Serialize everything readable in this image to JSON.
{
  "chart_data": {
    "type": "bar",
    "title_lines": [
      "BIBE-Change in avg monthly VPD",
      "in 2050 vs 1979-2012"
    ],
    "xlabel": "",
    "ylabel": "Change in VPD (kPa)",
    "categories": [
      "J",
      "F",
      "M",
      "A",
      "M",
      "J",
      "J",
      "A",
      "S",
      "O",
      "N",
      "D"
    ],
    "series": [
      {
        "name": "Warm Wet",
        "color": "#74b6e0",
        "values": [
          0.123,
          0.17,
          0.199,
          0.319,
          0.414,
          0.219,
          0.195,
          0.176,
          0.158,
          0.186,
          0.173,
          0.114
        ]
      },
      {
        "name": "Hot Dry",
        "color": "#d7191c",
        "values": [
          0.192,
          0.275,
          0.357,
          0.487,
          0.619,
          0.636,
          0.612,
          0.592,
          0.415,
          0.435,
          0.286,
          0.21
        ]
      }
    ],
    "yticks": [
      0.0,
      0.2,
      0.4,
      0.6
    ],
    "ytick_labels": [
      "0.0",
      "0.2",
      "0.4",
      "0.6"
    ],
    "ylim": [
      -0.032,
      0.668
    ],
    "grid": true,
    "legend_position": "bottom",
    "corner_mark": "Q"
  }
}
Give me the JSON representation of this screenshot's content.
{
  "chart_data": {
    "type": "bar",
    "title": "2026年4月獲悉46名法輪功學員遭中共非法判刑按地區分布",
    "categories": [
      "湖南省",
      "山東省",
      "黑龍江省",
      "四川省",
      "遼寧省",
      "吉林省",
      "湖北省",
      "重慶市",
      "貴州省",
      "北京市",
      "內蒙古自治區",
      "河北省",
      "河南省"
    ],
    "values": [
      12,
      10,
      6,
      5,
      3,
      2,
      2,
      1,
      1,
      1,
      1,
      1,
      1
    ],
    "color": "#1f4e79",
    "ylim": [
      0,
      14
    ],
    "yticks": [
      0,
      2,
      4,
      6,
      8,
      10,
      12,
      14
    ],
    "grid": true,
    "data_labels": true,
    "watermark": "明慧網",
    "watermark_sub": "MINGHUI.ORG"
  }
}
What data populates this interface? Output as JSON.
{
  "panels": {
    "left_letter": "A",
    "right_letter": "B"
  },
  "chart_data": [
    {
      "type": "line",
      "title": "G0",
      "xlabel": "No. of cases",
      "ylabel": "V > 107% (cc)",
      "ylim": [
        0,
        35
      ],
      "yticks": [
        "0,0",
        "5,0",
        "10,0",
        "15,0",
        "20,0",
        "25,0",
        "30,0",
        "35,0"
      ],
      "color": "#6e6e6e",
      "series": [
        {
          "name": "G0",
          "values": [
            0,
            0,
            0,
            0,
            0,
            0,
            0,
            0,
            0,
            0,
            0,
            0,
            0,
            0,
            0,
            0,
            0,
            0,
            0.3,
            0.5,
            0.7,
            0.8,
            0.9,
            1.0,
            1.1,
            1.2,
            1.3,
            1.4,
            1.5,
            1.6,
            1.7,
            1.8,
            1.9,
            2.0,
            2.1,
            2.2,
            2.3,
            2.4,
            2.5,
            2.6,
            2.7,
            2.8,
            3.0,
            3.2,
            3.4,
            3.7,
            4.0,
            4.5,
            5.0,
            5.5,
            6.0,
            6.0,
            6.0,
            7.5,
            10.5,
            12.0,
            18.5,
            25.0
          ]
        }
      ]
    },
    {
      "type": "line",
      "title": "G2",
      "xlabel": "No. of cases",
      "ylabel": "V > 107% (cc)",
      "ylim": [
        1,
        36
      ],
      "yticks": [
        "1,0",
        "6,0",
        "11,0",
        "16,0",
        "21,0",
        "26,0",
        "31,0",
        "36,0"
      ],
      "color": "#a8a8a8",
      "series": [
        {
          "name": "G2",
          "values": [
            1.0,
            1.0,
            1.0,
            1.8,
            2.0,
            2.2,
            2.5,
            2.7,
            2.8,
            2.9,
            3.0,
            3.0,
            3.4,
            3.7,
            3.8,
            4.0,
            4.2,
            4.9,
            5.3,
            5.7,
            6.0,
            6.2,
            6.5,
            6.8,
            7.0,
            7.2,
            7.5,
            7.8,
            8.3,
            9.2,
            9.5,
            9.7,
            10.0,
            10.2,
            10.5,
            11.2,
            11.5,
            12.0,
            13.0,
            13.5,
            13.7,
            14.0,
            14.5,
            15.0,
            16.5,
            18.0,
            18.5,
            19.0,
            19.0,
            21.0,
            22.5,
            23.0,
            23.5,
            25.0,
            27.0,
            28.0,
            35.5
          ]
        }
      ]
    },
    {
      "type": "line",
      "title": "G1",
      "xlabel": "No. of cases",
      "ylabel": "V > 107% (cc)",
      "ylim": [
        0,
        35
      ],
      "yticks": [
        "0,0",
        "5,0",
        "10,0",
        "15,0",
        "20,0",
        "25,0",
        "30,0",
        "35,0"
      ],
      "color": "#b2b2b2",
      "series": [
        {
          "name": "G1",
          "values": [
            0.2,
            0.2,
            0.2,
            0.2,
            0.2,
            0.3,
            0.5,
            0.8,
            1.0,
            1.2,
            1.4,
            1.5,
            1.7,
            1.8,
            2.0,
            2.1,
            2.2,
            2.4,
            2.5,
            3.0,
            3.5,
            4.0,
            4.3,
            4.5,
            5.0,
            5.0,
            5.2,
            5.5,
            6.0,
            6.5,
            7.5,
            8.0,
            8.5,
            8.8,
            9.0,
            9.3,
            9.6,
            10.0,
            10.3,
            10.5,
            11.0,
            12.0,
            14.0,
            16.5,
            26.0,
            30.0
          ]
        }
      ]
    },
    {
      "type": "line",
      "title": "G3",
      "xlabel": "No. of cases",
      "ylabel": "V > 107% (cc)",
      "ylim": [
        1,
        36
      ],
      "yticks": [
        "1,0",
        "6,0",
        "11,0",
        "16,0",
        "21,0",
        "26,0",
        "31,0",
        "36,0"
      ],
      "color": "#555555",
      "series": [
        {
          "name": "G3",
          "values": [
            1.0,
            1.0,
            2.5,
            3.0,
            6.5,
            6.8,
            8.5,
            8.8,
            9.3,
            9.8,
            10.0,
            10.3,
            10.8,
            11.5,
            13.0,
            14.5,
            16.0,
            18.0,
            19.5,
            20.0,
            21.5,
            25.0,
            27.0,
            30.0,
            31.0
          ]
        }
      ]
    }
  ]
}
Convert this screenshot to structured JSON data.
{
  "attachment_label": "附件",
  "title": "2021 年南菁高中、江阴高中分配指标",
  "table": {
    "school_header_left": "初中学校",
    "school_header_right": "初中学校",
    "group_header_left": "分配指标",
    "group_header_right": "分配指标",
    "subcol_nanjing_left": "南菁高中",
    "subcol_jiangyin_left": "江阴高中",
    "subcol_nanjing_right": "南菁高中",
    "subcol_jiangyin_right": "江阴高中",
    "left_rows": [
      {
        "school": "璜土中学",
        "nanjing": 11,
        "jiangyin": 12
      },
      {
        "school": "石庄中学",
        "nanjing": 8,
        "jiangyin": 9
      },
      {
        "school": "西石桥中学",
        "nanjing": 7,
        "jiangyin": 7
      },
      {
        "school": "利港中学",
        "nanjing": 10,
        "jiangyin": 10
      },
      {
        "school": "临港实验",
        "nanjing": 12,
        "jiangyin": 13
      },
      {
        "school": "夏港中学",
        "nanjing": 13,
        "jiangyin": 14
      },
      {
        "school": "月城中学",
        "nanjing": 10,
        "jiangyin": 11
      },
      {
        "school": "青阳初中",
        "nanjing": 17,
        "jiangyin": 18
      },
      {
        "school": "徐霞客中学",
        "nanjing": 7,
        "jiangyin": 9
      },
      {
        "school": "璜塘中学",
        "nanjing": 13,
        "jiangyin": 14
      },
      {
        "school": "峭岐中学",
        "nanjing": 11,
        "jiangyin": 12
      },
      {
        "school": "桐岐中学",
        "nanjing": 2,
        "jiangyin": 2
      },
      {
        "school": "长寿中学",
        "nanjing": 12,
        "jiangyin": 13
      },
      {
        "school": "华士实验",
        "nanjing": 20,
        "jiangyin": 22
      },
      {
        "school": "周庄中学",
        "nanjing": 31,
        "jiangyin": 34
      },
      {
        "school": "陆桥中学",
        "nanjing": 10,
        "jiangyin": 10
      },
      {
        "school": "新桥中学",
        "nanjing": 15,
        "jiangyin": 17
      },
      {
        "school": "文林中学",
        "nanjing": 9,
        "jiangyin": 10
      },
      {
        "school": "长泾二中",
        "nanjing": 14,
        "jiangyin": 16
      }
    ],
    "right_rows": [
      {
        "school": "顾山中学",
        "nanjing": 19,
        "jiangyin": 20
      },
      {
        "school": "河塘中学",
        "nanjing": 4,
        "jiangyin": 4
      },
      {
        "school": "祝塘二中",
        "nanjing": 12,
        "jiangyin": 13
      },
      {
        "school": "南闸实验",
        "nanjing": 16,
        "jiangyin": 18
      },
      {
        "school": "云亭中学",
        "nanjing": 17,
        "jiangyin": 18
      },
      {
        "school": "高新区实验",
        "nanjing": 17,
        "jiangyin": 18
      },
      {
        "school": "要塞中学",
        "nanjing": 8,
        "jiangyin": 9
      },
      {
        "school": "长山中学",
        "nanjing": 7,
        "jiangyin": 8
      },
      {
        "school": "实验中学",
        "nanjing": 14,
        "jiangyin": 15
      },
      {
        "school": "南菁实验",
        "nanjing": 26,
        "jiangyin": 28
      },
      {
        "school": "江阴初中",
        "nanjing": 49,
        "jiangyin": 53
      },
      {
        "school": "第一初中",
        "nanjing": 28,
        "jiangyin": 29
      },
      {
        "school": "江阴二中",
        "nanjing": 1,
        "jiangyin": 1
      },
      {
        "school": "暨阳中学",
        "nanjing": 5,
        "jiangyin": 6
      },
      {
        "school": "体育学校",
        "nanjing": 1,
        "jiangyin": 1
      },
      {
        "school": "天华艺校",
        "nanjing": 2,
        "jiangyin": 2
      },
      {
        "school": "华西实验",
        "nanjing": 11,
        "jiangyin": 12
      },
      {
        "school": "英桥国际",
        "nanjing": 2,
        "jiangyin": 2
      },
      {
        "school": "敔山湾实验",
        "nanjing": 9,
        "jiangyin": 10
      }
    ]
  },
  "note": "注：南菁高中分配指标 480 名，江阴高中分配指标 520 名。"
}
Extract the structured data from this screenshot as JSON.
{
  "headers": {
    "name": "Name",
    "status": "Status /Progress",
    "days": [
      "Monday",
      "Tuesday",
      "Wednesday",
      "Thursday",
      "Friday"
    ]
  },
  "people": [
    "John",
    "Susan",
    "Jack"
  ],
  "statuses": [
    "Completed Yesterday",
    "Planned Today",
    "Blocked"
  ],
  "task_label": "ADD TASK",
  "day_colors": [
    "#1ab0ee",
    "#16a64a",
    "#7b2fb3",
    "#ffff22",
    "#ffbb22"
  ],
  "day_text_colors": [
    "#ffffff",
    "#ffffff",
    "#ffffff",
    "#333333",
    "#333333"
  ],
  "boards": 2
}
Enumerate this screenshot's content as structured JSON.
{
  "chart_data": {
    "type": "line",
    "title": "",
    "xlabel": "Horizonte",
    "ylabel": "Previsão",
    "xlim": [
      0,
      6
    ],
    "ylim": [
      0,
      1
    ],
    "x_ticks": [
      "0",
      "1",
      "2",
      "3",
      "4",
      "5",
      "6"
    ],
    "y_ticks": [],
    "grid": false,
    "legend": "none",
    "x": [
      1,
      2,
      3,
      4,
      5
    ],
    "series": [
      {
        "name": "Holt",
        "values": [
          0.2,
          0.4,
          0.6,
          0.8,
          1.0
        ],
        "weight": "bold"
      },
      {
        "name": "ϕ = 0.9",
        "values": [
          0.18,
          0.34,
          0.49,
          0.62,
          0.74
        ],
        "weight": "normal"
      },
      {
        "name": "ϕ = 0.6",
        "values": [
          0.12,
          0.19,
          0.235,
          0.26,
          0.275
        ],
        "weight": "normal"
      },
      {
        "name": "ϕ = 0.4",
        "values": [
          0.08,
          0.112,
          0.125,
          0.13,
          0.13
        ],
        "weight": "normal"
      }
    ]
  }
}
■ ■ ■ ■ ■
From the line holding "Enumerate this screenshot's" through the last line above, reproduce each line exactly and add nothing.

▸ **SOLUTION TO THIS EXERCISE**:
Enumerate this screenshot's content as structured JSON.
{
  "chart_data": {
    "type": "line",
    "title": "",
    "xlabel": "Horizonte",
    "ylabel": "Previsão",
    "xlim": [
      0,
      6
    ],
    "ylim": [
      0,
      1
    ],
    "x_ticks": [
      "0",
      "1",
      "2",
      "3",
      "4",
      "5",
      "6"
    ],
    "y_ticks": [],
    "grid": false,
    "legend": "none",
    "x": [
      1,
      2,
      3,
      4,
      5
    ],
    "series": [
      {
        "name": "Holt",
        "values": [
          0.2,
          0.4,
          0.6,
          0.8,
          1.0
        ],
        "weight": "bold"
      },
      {
        "name": "ϕ = 0.9",
        "values": [
          0.18,
          0.34,
          0.49,
          0.62,
          0.74
        ],
        "weight": "normal"
      },
      {
        "name": "ϕ = 0.6",
        "values": [
          0.12,
          0.19,
          0.235,
          0.26,
          0.275
        ],
        "weight": "normal"
      },
      {
        "name": "ϕ = 0.4",
        "values": [
          0.08,
          0.112,
          0.125,
          0.13,
          0.13
        ],
        "weight": "normal"
      }
    ]
  }
}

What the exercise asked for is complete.